● SOURCE DOCUMENT:
24. Spectra¶

Spectra are described by up to three files: a signal file (spectra_data.parquet), an optional peaks file (spectra_peaks.parquet), and a metadata file (spectra_metadata.parquet).

Profile vs. centroid — where each goes

By consensus at HUPO-PSI 2026, profile data goes in spectra_data.parquet and centroid data goes in spectra_peaks.parquet, always. When a file contains both for the same spectrum, both files are present and the metadata row carries both MS_1003060_number_of_data_points and MS_1003059_number_of_peaks so a reader knows which file(s) to read. A reader exposes a mode flag (profile / centroid) indicating which representation the caller wants.

For timsTOF-style data that is centroided in m/z but profiled in ion mobility, the consensus is to treat it as centroid for the mass-spectrum dimension and place it in spectra_peaks.parquet.

24.1 Spectrum signal data — `spectra_data.parquet`¶

{
  "name": "spectra_data.parquet",
  "entity_type": "spectrum",
  "data_kind": "data arrays"
}

The spectrum signal data is encoded using either point layout or chunked layout. The entity index column MUST be named spectrum_index, and a co-located time column, if written, SHOULD be named spectrum_time. Non-mass spectra (UV, DAD) belong in wavelength_spectra_data.parquet.

When using null marking, follow the null semantics for signal data carefully for profile data.

Profile only

Only profile spectra are written here. Centroid spectra — including centroided views of profile spectra when both modes are stored — MUST instead be written to 24.2 spectra_peaks.parquet. The number of points written here for a spectrum MUST be recorded in the MS_1003060_number_of_data_points column of spectra_metadata.parquet, to support read planning.

24.1.1 Recommended Parquet encodings¶

Column	Encoding
`spectrum_index`	delta encoding — ideal for repetitive or slowly increasing integers.
`spectrum_time`	byte stream split
m/z arrays	byte stream split (byte shuffling), or RLE dictionary when there is ion-mobility data.
ion-mobility arrays	RLE dictionary; byte shuffling tends not to help. Consider increasing the dictionary page size.

● REQUIRED TASK A: Rewrite everything from the start of the entries down to the line containing "- navigator-label: Jan '22: [890, 854, 932, 869]", replacing "navigator-label" with "timeline-label" and leaving all else unchanged.

● SOURCE DATA:
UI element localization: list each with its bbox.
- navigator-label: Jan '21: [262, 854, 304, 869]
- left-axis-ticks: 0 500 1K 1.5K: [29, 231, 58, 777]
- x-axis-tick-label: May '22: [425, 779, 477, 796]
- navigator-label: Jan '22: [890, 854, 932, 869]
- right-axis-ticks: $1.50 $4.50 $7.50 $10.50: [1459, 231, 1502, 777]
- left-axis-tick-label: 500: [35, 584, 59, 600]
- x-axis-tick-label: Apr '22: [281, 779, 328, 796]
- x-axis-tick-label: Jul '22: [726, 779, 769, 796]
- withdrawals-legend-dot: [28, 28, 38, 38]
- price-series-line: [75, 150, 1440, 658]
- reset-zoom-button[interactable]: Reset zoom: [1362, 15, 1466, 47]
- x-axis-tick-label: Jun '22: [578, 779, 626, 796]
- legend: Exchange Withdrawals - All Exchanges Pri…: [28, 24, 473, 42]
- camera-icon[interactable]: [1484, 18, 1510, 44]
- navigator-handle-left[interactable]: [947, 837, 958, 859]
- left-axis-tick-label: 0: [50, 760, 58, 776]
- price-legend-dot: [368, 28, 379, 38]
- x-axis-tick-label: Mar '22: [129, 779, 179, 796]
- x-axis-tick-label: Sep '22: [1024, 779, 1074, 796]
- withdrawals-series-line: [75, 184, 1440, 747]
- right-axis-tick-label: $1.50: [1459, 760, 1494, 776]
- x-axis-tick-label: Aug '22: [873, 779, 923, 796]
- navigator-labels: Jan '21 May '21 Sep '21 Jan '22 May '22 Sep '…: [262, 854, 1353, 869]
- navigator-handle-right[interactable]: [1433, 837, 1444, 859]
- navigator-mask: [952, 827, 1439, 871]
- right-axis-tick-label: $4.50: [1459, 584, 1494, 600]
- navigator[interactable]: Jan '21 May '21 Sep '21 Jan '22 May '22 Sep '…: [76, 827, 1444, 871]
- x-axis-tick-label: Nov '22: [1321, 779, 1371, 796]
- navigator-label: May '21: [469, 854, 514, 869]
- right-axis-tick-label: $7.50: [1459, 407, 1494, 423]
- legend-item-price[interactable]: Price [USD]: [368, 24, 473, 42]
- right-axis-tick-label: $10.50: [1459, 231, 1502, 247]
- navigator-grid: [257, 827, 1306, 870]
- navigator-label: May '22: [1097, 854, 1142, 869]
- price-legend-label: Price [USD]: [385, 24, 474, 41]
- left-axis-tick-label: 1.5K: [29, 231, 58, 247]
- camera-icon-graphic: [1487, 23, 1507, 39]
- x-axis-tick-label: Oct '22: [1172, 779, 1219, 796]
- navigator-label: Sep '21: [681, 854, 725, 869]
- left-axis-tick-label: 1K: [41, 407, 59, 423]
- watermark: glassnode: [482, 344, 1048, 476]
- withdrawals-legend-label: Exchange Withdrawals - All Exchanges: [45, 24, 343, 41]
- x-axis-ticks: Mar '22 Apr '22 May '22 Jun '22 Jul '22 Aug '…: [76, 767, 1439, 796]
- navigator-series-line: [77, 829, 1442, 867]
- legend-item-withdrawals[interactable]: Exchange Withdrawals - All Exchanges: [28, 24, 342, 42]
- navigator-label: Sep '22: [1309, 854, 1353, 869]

● REQUIRED TASK B: Output verbatim everything in the spectra specification from "By consensus at" down to "the caller wants.".

● RIGHT ANSWER A:
UI element localization: list each with its bbox.
- timeline-label: Jan '21: [262, 854, 304, 869]
- left-axis-ticks: 0 500 1K 1.5K: [29, 231, 58, 777]
- x-axis-tick-label: May '22: [425, 779, 477, 796]
- timeline-label: Jan '22: [890, 854, 932, 869]

● RIGHT ANSWER B:
By consensus at HUPO-PSI 2026, profile data goes in spectra_data.parquet and centroid data goes in spectra_peaks.parquet, always. When a file contains both for the same spectrum, both files are present and the metadata row carries both MS_1003060_number_of_data_points and MS_1003059_number_of_peaks so a reader knows which file(s) to read. A reader exposes a mode flag (profile / centroid) indicating which representation the caller wants.